_Stated goal_: Reproduce the whole listing, character for character.

# Provided records start

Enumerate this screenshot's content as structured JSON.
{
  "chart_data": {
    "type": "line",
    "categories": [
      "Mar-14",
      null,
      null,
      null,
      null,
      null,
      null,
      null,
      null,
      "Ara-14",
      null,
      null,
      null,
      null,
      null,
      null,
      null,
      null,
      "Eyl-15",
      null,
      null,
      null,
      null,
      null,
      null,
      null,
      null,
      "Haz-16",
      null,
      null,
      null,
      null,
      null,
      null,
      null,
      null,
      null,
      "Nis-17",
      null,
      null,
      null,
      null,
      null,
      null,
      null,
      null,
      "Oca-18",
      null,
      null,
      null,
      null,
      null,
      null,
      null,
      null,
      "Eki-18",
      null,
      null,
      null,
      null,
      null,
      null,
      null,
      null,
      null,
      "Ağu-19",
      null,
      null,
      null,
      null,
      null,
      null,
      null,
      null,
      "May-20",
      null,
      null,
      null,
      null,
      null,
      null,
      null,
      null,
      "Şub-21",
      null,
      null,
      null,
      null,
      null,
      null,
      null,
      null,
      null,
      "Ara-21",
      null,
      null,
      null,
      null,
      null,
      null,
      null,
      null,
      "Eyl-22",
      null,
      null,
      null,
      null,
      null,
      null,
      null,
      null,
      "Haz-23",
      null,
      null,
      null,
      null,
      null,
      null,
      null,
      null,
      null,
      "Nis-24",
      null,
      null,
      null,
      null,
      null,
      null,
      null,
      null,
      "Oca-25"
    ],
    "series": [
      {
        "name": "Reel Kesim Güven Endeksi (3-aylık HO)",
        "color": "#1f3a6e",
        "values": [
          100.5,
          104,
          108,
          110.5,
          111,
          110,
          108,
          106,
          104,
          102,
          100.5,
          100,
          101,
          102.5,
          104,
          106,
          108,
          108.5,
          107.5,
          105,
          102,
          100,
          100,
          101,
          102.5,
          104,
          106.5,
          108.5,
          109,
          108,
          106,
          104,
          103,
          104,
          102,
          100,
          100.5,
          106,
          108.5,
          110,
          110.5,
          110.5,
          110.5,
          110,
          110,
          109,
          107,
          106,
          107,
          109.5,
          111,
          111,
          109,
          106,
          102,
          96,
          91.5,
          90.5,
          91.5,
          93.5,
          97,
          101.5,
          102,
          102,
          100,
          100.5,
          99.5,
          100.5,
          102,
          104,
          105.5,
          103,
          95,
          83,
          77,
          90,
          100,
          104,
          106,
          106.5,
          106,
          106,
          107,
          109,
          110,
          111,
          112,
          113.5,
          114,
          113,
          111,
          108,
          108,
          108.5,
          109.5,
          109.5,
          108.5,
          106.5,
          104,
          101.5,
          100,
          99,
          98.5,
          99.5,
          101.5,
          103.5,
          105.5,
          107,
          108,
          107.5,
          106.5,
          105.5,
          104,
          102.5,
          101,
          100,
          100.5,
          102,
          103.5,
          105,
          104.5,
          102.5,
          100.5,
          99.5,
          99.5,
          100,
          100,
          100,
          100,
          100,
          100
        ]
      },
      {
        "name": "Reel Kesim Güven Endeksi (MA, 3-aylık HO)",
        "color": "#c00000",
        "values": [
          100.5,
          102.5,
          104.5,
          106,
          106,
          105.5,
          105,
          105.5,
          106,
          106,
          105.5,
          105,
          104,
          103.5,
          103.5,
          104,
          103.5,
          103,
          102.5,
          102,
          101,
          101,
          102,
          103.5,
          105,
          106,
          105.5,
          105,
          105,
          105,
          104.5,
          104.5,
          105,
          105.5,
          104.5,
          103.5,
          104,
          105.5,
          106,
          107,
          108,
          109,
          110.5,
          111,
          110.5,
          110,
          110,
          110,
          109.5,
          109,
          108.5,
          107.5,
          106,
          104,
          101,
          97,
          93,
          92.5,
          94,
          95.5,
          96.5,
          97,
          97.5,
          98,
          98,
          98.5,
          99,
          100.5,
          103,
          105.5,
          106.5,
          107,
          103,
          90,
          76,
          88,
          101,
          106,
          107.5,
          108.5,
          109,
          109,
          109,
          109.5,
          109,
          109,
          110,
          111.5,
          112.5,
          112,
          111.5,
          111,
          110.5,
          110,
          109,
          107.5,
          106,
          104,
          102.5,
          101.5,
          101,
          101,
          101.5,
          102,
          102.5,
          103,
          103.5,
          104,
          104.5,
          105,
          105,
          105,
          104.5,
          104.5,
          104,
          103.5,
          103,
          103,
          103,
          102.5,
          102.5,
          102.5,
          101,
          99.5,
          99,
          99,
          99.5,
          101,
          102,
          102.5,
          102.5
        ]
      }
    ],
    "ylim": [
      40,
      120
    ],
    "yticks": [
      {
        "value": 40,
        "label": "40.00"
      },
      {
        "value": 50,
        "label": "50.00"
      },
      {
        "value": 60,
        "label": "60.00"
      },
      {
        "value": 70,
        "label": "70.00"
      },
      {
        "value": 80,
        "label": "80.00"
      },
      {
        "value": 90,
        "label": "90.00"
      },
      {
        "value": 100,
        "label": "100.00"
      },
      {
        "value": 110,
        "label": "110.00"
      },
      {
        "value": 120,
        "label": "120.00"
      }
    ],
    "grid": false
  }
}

# Provided records end

_Task solution_:
Enumerate this screenshot's content as structured JSON.
{
  "chart_data": {
    "type": "line",
    "categories": [
      "Mar-14",
      null,
      null,
      null,
      null,
      null,
      null,
      null,
      null,
      "Ara-14",
      null,
      null,
      null,
      null,
      null,
      null,
      null,
      null,
      "Eyl-15",
      null,
      null,
      null,
      null,
      null,
      null,
      null,
      null,
      "Haz-16",
      null,
      null,
      null,
      null,
      null,
      null,
      null,
      null,
      null,
      "Nis-17",
      null,
      null,
      null,
      null,
      null,
      null,
      null,
      null,
      "Oca-18",
      null,
      null,
      null,
      null,
      null,
      null,
      null,
      null,
      "Eki-18",
      null,
      null,
      null,
      null,
      null,
      null,
      null,
      null,
      null,
      "Ağu-19",
      null,
      null,
      null,
      null,
      null,
      null,
      null,
      null,
      "May-20",
      null,
      null,
      null,
      null,
      null,
      null,
      null,
      null,
      "Şub-21",
      null,
      null,
      null,
      null,
      null,
      null,
      null,
      null,
      null,
      "Ara-21",
      null,
      null,
      null,
      null,
      null,
      null,
      null,
      null,
      "Eyl-22",
      null,
      null,
      null,
      null,
      null,
      null,
      null,
      null,
      "Haz-23",
      null,
      null,
      null,
      null,
      null,
      null,
      null,
      null,
      null,
      "Nis-24",
      null,
      null,
      null,
      null,
      null,
      null,
      null,
      null,
      "Oca-25"
    ],
    "series": [
      {
        "name": "Reel Kesim Güven Endeksi (3-aylık HO)",
        "color": "#1f3a6e",
        "values": [
          100.5,
          104,
          108,
          110.5,
          111,
          110,
          108,
          106,
          104,
          102,
          100.5,
          100,
          101,
          102.5,
          104,
          106,
          108,
          108.5,
          107.5,
          105,
          102,
          100,
          100,
          101,
          102.5,
          104,
          106.5,
          108.5,
          109,
          108,
          106,
          104,
          103,
          104,
          102,
          100,
          100.5,
          106,
          108.5,
          110,
          110.5,
          110.5,
          110.5,
          110,
          110,
          109,
          107,
          106,
          107,
          109.5,
          111,
          111,
          109,
          106,
          102,
          96,
          91.5,
          90.5,
          91.5,
          93.5,
          97,
          101.5,
          102,
          102,
          100,
          100.5,
          99.5,
          100.5,
          102,
          104,
          105.5,
          103,
          95,
          83,
          77,
          90,
          100,
          104,
          106,
          106.5,
          106,
          106,
          107,
          109,
          110,
          111,
          112,
          113.5,
          114,
          113,
          111,
          108,
          108,
          108.5,
          109.5,
          109.5,
          108.5,
          106.5,
          104,
          101.5,
          100,
          99,
          98.5,
          99.5,
          101.5,
          103.5,
          105.5,
          107,
          108,
          107.5,
          106.5,
          105.5,
          104,
          102.5,
          101,
          100,
          100.5,
          102,
          103.5,
          105,
          104.5,
          102.5,
          100.5,
          99.5,
          99.5,
          100,
          100,
          100,
          100,
          100,
          100
        ]
      },
      {
        "name": "Reel Kesim Güven Endeksi (MA, 3-aylık HO)",
        "color": "#c00000",
        "values": [
          100.5,
          102.5,
          104.5,
          106,
          106,
          105.5,
          105,
          105.5,
          106,
          106,
          105.5,
          105,
          104,
          103.5,
          103.5,
          104,
          103.5,
          103,
          102.5,
          102,
          101,
          101,
          102,
          103.5,
          105,
          106,
          105.5,
          105,
          105,
          105,
          104.5,
          104.5,
          105,
          105.5,
          104.5,
          103.5,
          104,
          105.5,
          106,
          107,
          108,
          109,
          110.5,
          111,
          110.5,
          110,
          110,
          110,
          109.5,
          109,
          108.5,
          107.5,
          106,
          104,
          101,
          97,
          93,
          92.5,
          94,
          95.5,
          96.5,
          97,
          97.5,
          98,
          98,
          98.5,
          99,
          100.5,
          103,
          105.5,
          106.5,
          107,
          103,
          90,
          76,
          88,
          101,
          106,
          107.5,
          108.5,
          109,
          109,
          109,
          109.5,
          109,
          109,
          110,
          111.5,
          112.5,
          112,
          111.5,
          111,
          110.5,
          110,
          109,
          107.5,
          106,
          104,
          102.5,
          101.5,
          101,
          101,
          101.5,
          102,
          102.5,
          103,
          103.5,
          104,
          104.5,
          105,
          105,
          105,
          104.5,
          104.5,
          104,
          103.5,
          103,
          103,
          103,
          102.5,
          102.5,
          102.5,
          101,
          99.5,
          99,
          99,
          99.5,
          101,
          102,
          102.5,
          102.5
        ]
      }
    ],
    "ylim": [
      40,
      120
    ],
    "yticks": [
      {
        "value": 40,
        "label": "40.00"
      },
      {
        "value": 50,
        "label": "50.00"
      },
      {
        "value": 60,
        "label": "60.00"
      },
      {
        "value": 70,
        "label": "70.00"
      },
      {
        "value": 80,
        "label": "80.00"
      },
      {
        "value": 90,
        "label": "90.00"
      },
      {
        "value": 100,
        "label": "100.00"
      },
      {
        "value": 110,
        "label": "110.00"
      },
      {
        "value": 120,
        "label": "120.00"
      }
    ],
    "grid": false
  }
}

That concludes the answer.